[Dataset records]
┏━━

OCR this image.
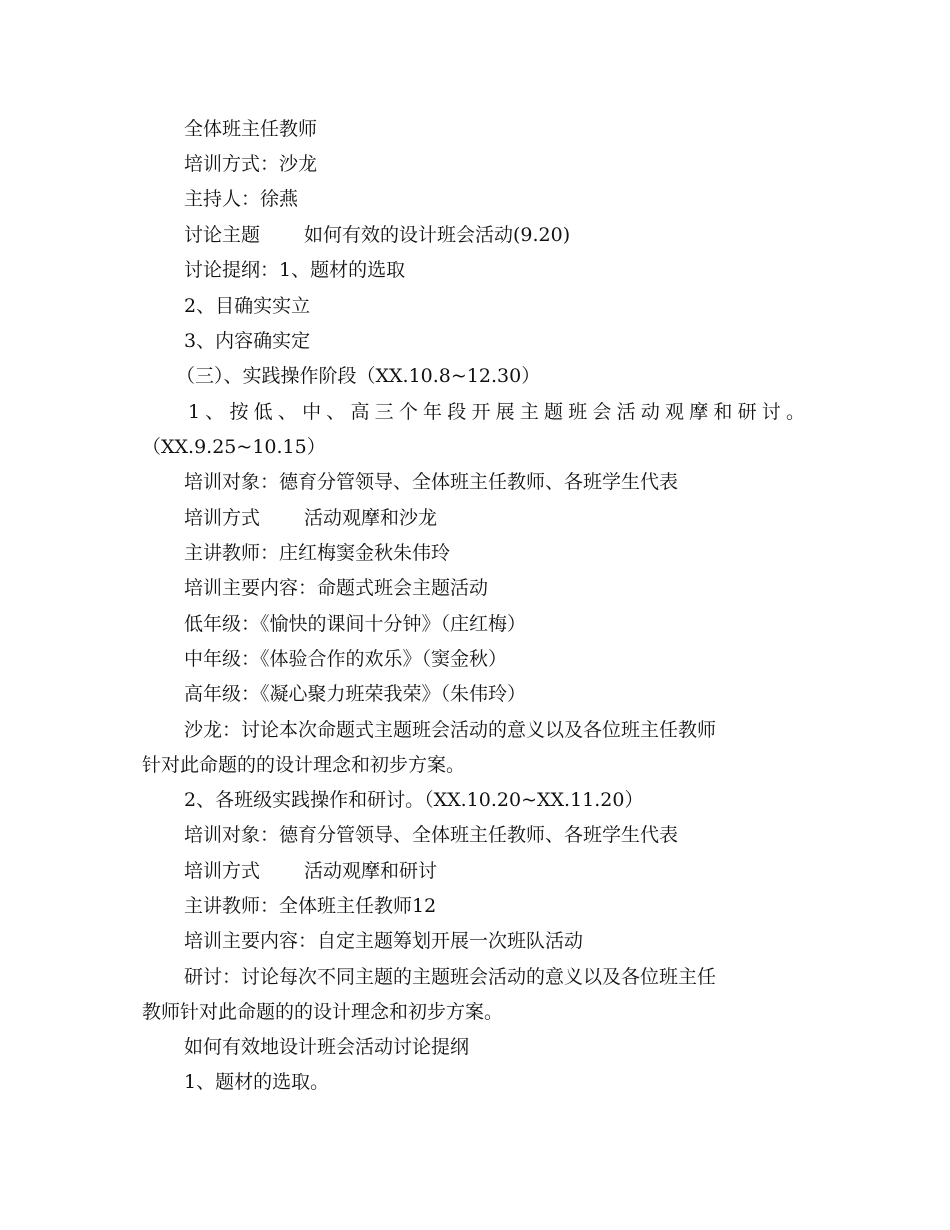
全体班主任教师
培训方式：沙龙
主持人：徐燕
讨论主题 如何有效的设计班会活动(9.20)
讨论提纲：1、题材的选取
2、目确实实立
3、内容确实定
（三）、实践操作阶段（XX.10.8~12.30）
1、按低、中、高三个年段开展主题班会活动观摩和研讨。
（XX.9.25~10.15）
培训对象：德育分管领导、全体班主任教师、各班学生代表
培训方式 活动观摩和沙龙
主讲教师：庄红梅窦金秋朱伟玲
培训主要内容：命题式班会主题活动
低年级：《愉快的课间十分钟》（庄红梅）
中年级：《体验合作的欢乐》（窦金秋）
高年级：《凝心聚力班荣我荣》（朱伟玲）
沙龙：讨论本次命题式主题班会活动的意义以及各位班主任教师
针对此命题的的设计理念和初步方案。
2、各班级实践操作和研讨。（XX.10.20~XX.11.20）
培训对象：德育分管领导、全体班主任教师、各班学生代表
培训方式 活动观摩和研讨
主讲教师：全体班主任教师12
培训主要内容：自定主题筹划开展一次班队活动
研讨：讨论每次不同主题的主题班会活动的意义以及各位班主任
教师针对此命题的的设计理念和初步方案。
如何有效地设计班会活动讨论提纲
1、题材的选取。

┗━━

## [What you should do]
Reproduce each record above by retyping it exactly; omit all images.

## [Solution for this exercise]
OCR this image.
全体班主任教师
培训方式：沙龙
主持人：徐燕
讨论主题 如何有效的设计班会活动(9.20)
讨论提纲：1、题材的选取
2、目确实实立
3、内容确实定
（三）、实践操作阶段（XX.10.8~12.30）
1、按低、中、高三个年段开展主题班会活动观摩和研讨。
（XX.9.25~10.15）
培训对象：德育分管领导、全体班主任教师、各班学生代表
培训方式 活动观摩和沙龙
主讲教师：庄红梅窦金秋朱伟玲
培训主要内容：命题式班会主题活动
低年级：《愉快的课间十分钟》（庄红梅）
中年级：《体验合作的欢乐》（窦金秋）
高年级：《凝心聚力班荣我荣》（朱伟玲）
沙龙：讨论本次命题式主题班会活动的意义以及各位班主任教师
针对此命题的的设计理念和初步方案。
2、各班级实践操作和研讨。（XX.10.20~XX.11.20）
培训对象：德育分管领导、全体班主任教师、各班学生代表
培训方式 活动观摩和研讨
主讲教师：全体班主任教师12
培训主要内容：自定主题筹划开展一次班队活动
研讨：讨论每次不同主题的主题班会活动的意义以及各位班主任
教师针对此命题的的设计理念和初步方案。
如何有效地设计班会活动讨论提纲
1、题材的选取。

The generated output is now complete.